* Supplied data
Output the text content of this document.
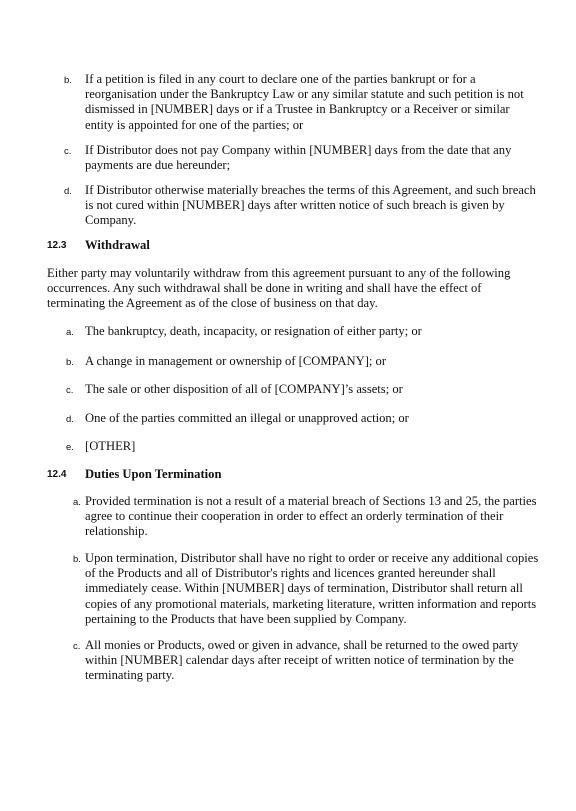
b. If a petition is filed in any court to declare one of the parties bankrupt or for a
reorganisation under the Bankruptcy Law or any similar statute and such petition is not
dismissed in [NUMBER] days or if a Trustee in Bankruptcy or a Receiver or similar
entity is appointed for one of the parties; or
c. If Distributor does not pay Company within [NUMBER] days from the date that any
payments are due hereunder;
d. If Distributor otherwise materially breaches the terms of this Agreement, and such breach
is not cured within [NUMBER] days after written notice of such breach is given by
Company.
12.3 Withdrawal
Either party may voluntarily withdraw from this agreement pursuant to any of the following
occurrences. Any such withdrawal shall be done in writing and shall have the effect of
terminating the Agreement as of the close of business on that day.
a. The bankruptcy, death, incapacity, or resignation of either party; or
b. A change in management or ownership of [COMPANY]; or
c. The sale or other disposition of all of [COMPANY]’s assets; or
d. One of the parties committed an illegal or unapproved action; or
e. [OTHER]
12.4 Duties Upon Termination
a. Provided termination is not a result of a material breach of Sections 13 and 25, the parties
agree to continue their cooperation in order to effect an orderly termination of their
relationship.
b. Upon termination, Distributor shall have no right to order or receive any additional copies
of the Products and all of Distributor's rights and licences granted hereunder shall
immediately cease. Within [NUMBER] days of termination, Distributor shall return all
copies of any promotional materials, marketing literature, written information and reports
pertaining to the Products that have been supplied by Company.
c. All monies or Products, owed or given in advance, shall be returned to the owed party
within [NUMBER] calendar days after receipt of written notice of termination by the
terminating party.
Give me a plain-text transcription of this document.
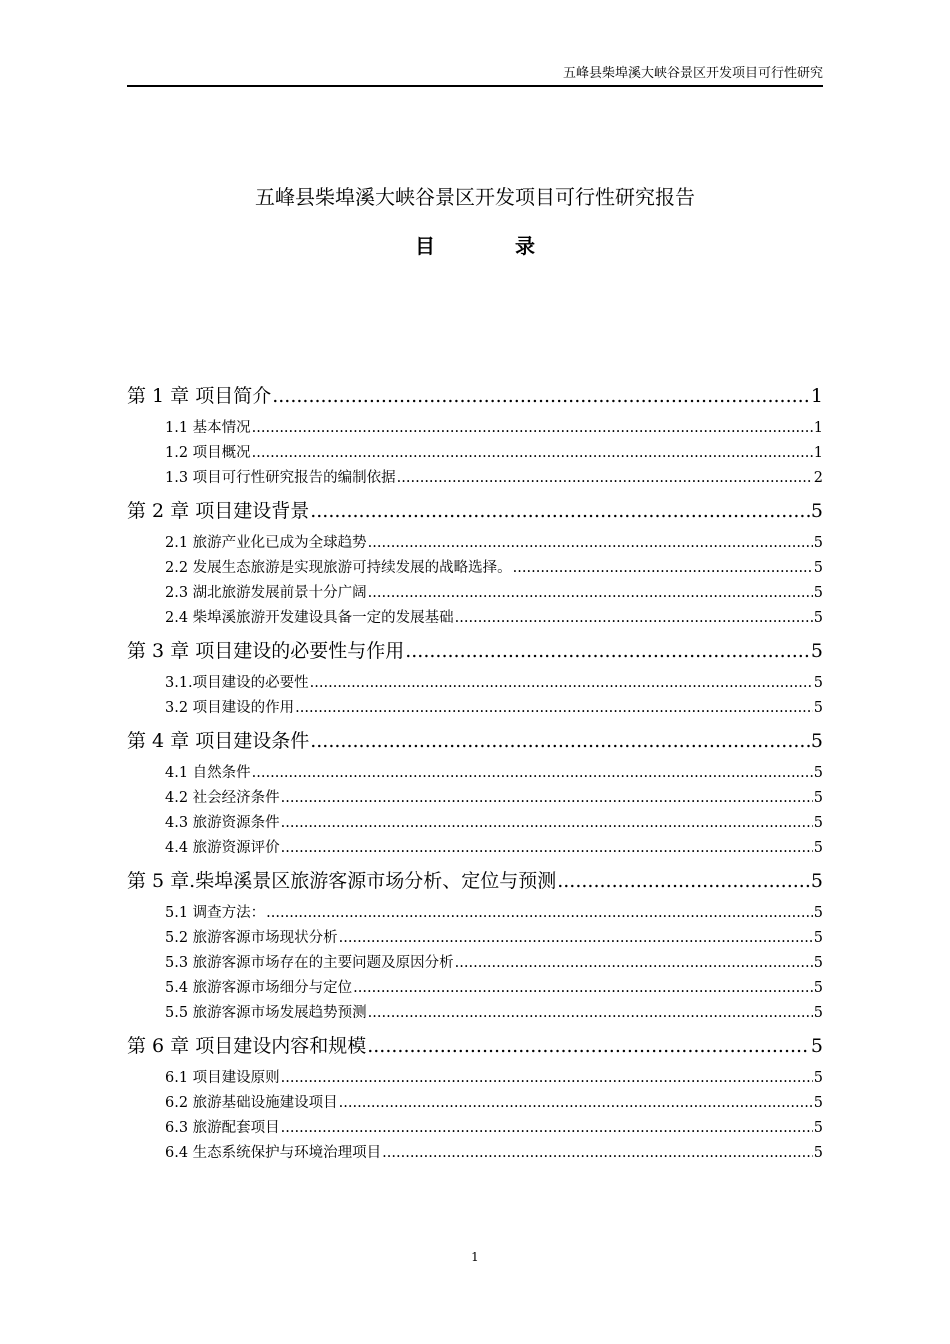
五峰县柴埠溪大峡谷景区开发项目可行性研究
五峰县柴埠溪大峡谷景区开发项目可行性研究报告
目	录
第 1 章 项目简介 .....	1
1.1 基本情况 .....	1
1.2 项目概况 .....	1
1.3 项目可行性研究报告的编制依据 .....	2
第 2 章 项目建设背景 .....	5
2.1 旅游产业化已成为全球趋势 .....	5
2.2 发展生态旅游是实现旅游可持续发展的战略选择。 .....	5
2.3 湖北旅游发展前景十分广阔 .....	5
2.4 柴埠溪旅游开发建设具备一定的发展基础 .....	5
第 3 章 项目建设的必要性与作用 .....	5
3.1.项目建设的必要性 .....	5
3.2 项目建设的作用 .....	5
第 4 章 项目建设条件 .....	5
4.1 自然条件 .....	5
4.2 社会经济条件 .....	5
4.3 旅游资源条件 .....	5
4.4 旅游资源评价 .....	5
第 5 章.柴埠溪景区旅游客源市场分析、定位与预测 .....	5
5.1 调查方法： .....	5
5.2 旅游客源市场现状分析 .....	5
5.3 旅游客源市场存在的主要问题及原因分析 .....	5
5.4 旅游客源市场细分与定位 .....	5
5.5 旅游客源市场发展趋势预测 .....	5
第 6 章 项目建设内容和规模 .....	5
6.1 项目建设原则 .....	5
6.2 旅游基础设施建设项目 .....	5
6.3 旅游配套项目 .....	5
6.4 生态系统保护与环境治理项目 .....	5
1
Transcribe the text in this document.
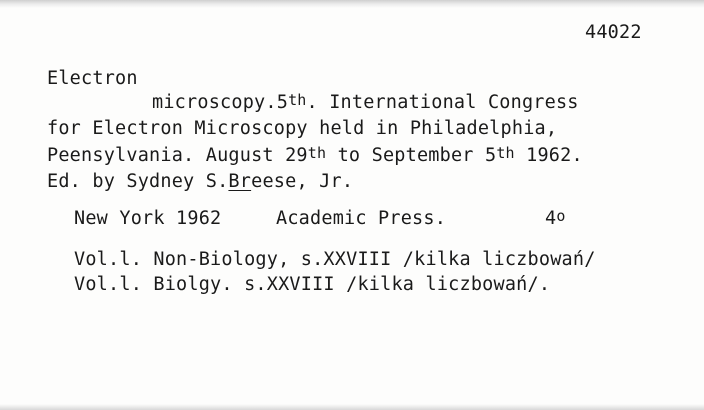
44022
Electron
microscopy.5th. International Congress
for Electron Microscopy held in Philadelphia,
Peensylvania. August 29th to September 5th 1962.
Ed. by Sydney S.Breese, Jr.
New York 1962	Academic Press.	4$^o$
Vol.l. Non-Biology, s.XXVIII /kilka liczbowań/
Vol.l. Biolgy. s.XXVIII /kilka liczbowań/.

* Your instructions
Copy out all of the material exactly as written, without its pictures.

* Written answer
Output the text content of this document.
b. If a petition is filed in any court to declare one of the parties bankrupt or for a
reorganisation under the Bankruptcy Law or any similar statute and such petition is not
dismissed in [NUMBER] days or if a Trustee in Bankruptcy or a Receiver or similar
entity is appointed for one of the parties; or
c. If Distributor does not pay Company within [NUMBER] days from the date that any
payments are due hereunder;
d. If Distributor otherwise materially breaches the terms of this Agreement, and such breach
is not cured within [NUMBER] days after written notice of such breach is given by
Company.
12.3 Withdrawal
Either party may voluntarily withdraw from this agreement pursuant to any of the following
occurrences. Any such withdrawal shall be done in writing and shall have the effect of
terminating the Agreement as of the close of business on that day.
a. The bankruptcy, death, incapacity, or resignation of either party; or
b. A change in management or ownership of [COMPANY]; or
c. The sale or other disposition of all of [COMPANY]’s assets; or
d. One of the parties committed an illegal or unapproved action; or
e. [OTHER]
12.4 Duties Upon Termination
a. Provided termination is not a result of a material breach of Sections 13 and 25, the parties
agree to continue their cooperation in order to effect an orderly termination of their
relationship.
b. Upon termination, Distributor shall have no right to order or receive any additional copies
of the Products and all of Distributor's rights and licences granted hereunder shall
immediately cease. Within [NUMBER] days of termination, Distributor shall return all
copies of any promotional materials, marketing literature, written information and reports
pertaining to the Products that have been supplied by Company.
c. All monies or Products, owed or given in advance, shall be returned to the owed party
within [NUMBER] calendar days after receipt of written notice of termination by the
terminating party.
Give me a plain-text transcription of this document.
五峰县柴埠溪大峡谷景区开发项目可行性研究
五峰县柴埠溪大峡谷景区开发项目可行性研究报告
目	录
第 1 章 项目简介 .....	1
1.1 基本情况 .....	1
1.2 项目概况 .....	1
1.3 项目可行性研究报告的编制依据 .....	2
第 2 章 项目建设背景 .....	5
2.1 旅游产业化已成为全球趋势 .....	5
2.2 发展生态旅游是实现旅游可持续发展的战略选择。 .....	5
2.3 湖北旅游发展前景十分广阔 .....	5
2.4 柴埠溪旅游开发建设具备一定的发展基础 .....	5
第 3 章 项目建设的必要性与作用 .....	5
3.1.项目建设的必要性 .....	5
3.2 项目建设的作用 .....	5
第 4 章 项目建设条件 .....	5
4.1 自然条件 .....	5
4.2 社会经济条件 .....	5
4.3 旅游资源条件 .....	5
4.4 旅游资源评价 .....	5
第 5 章.柴埠溪景区旅游客源市场分析、定位与预测 .....	5
5.1 调查方法： .....	5
5.2 旅游客源市场现状分析 .....	5
5.3 旅游客源市场存在的主要问题及原因分析 .....	5
5.4 旅游客源市场细分与定位 .....	5
5.5 旅游客源市场发展趋势预测 .....	5
第 6 章 项目建设内容和规模 .....	5
6.1 项目建设原则 .....	5
6.2 旅游基础设施建设项目 .....	5
6.3 旅游配套项目 .....	5
6.4 生态系统保护与环境治理项目 .....	5
1
Transcribe the text in this document.
44022
Electron
microscopy.5th. International Congress
for Electron Microscopy held in Philadelphia,
Peensylvania. August 29th to September 5th 1962.
Ed. by Sydney S.Breese, Jr.
New York 1962	Academic Press.	4$^o$
Vol.l. Non-Biology, s.XXVIII /kilka liczbowań/
Vol.l. Biolgy. s.XXVIII /kilka liczbowań/.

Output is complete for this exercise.